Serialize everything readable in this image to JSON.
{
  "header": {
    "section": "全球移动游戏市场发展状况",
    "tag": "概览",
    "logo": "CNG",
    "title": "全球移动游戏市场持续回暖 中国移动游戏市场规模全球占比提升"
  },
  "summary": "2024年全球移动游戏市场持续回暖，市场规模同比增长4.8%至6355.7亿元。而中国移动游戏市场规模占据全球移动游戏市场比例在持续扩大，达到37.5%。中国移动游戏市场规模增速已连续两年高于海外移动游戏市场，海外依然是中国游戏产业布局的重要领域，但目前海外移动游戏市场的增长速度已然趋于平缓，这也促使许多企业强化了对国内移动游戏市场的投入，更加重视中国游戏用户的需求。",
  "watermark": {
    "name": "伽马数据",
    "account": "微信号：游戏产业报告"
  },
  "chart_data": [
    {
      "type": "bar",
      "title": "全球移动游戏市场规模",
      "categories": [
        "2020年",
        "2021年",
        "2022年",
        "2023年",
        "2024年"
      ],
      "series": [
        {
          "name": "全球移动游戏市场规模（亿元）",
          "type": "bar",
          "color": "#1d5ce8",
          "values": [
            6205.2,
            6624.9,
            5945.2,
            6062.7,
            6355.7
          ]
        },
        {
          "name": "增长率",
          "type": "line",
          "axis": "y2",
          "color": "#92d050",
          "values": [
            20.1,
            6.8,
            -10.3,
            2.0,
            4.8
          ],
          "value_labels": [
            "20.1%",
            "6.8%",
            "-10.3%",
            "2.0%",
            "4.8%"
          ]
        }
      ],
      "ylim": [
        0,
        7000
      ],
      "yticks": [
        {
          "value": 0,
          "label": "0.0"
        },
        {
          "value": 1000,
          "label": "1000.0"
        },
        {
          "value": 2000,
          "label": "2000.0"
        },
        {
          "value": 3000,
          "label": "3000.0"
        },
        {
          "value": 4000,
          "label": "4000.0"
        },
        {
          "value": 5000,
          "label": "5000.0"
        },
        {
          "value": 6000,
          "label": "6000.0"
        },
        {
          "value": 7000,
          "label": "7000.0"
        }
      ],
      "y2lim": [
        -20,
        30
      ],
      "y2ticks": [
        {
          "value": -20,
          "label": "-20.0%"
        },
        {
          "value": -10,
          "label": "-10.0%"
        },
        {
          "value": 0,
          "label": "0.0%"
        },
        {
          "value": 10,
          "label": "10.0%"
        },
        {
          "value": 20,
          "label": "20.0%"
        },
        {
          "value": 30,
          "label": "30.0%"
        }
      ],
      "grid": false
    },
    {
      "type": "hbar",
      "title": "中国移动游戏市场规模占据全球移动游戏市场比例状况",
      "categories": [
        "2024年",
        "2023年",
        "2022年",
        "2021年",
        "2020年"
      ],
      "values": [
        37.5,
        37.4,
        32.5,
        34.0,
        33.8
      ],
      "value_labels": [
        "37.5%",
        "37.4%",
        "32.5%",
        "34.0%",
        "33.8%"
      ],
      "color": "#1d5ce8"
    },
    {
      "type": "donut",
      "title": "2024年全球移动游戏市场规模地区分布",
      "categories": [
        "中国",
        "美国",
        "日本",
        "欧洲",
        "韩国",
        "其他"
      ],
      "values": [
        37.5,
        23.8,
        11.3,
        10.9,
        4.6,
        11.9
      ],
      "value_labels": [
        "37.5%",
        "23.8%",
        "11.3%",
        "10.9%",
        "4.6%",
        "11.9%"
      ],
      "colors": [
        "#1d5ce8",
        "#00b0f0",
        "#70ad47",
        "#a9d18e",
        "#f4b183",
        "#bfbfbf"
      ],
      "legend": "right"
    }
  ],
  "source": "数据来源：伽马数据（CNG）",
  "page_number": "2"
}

——————

Collect each line above holding the string "name".

    "name": "伽马数据",
          "name": "全球移动游戏市场规模（亿元）",
          "name": "增长率",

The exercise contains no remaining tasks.